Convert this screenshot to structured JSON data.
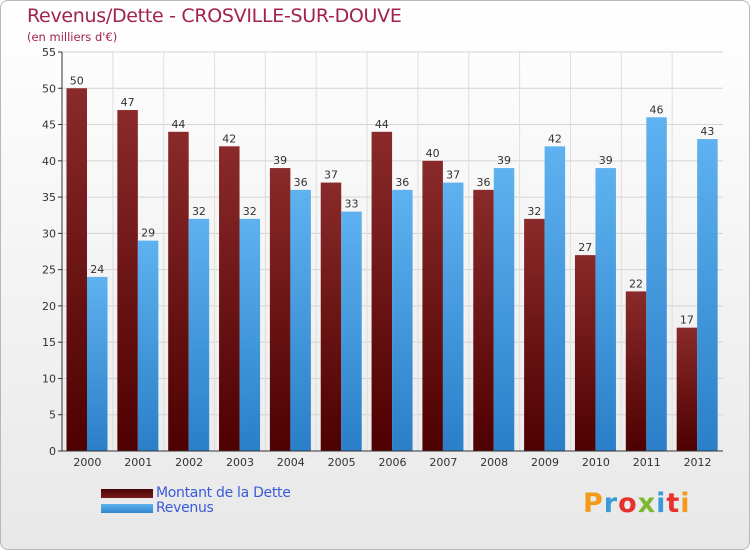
{
  "chart_data": {
    "type": "bar",
    "title": "Revenus/Dette - CROSVILLE-SUR-DOUVE",
    "subtitle": "(en milliers d'€)",
    "categories": [
      "2000",
      "2001",
      "2002",
      "2003",
      "2004",
      "2005",
      "2006",
      "2007",
      "2008",
      "2009",
      "2010",
      "2011",
      "2012"
    ],
    "series": [
      {
        "name": "Montant de la Dette",
        "color": "#6b0f0f",
        "values": [
          50,
          47,
          44,
          42,
          39,
          37,
          44,
          40,
          36,
          32,
          27,
          22,
          17
        ]
      },
      {
        "name": "Revenus",
        "color": "#3c95dc",
        "values": [
          24,
          29,
          32,
          32,
          36,
          33,
          36,
          37,
          39,
          42,
          39,
          46,
          43
        ]
      }
    ],
    "ylim": [
      0,
      55
    ],
    "yticks": [
      0,
      5,
      10,
      15,
      20,
      25,
      30,
      35,
      40,
      45,
      50,
      55
    ],
    "grid": true,
    "xlabel": "",
    "ylabel": "",
    "legend_position": "bottom-left"
  },
  "legend": {
    "items": [
      {
        "label": "Montant de la Dette"
      },
      {
        "label": "Revenus"
      }
    ]
  },
  "logo": {
    "text": "Proxiti",
    "colors": [
      "#f39a1b",
      "#3a9ad9",
      "#e5322d",
      "#7cb82f",
      "#3a9ad9",
      "#e5322d",
      "#f39a1b"
    ]
  }
}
◇ ◇ ◇
### EXERCISE AIM
In the copy, include all records verbatim but no images.

### EXERCISE OUTPUT
Convert this screenshot to structured JSON data.
{
  "chart_data": {
    "type": "bar",
    "title": "Revenus/Dette - CROSVILLE-SUR-DOUVE",
    "subtitle": "(en milliers d'€)",
    "categories": [
      "2000",
      "2001",
      "2002",
      "2003",
      "2004",
      "2005",
      "2006",
      "2007",
      "2008",
      "2009",
      "2010",
      "2011",
      "2012"
    ],
    "series": [
      {
        "name": "Montant de la Dette",
        "color": "#6b0f0f",
        "values": [
          50,
          47,
          44,
          42,
          39,
          37,
          44,
          40,
          36,
          32,
          27,
          22,
          17
        ]
      },
      {
        "name": "Revenus",
        "color": "#3c95dc",
        "values": [
          24,
          29,
          32,
          32,
          36,
          33,
          36,
          37,
          39,
          42,
          39,
          46,
          43
        ]
      }
    ],
    "ylim": [
      0,
      55
    ],
    "yticks": [
      0,
      5,
      10,
      15,
      20,
      25,
      30,
      35,
      40,
      45,
      50,
      55
    ],
    "grid": true,
    "xlabel": "",
    "ylabel": "",
    "legend_position": "bottom-left"
  },
  "legend": {
    "items": [
      {
        "label": "Montant de la Dette"
      },
      {
        "label": "Revenus"
      }
    ]
  },
  "logo": {
    "text": "Proxiti",
    "colors": [
      "#f39a1b",
      "#3a9ad9",
      "#e5322d",
      "#7cb82f",
      "#3a9ad9",
      "#e5322d",
      "#f39a1b"
    ]
  }
}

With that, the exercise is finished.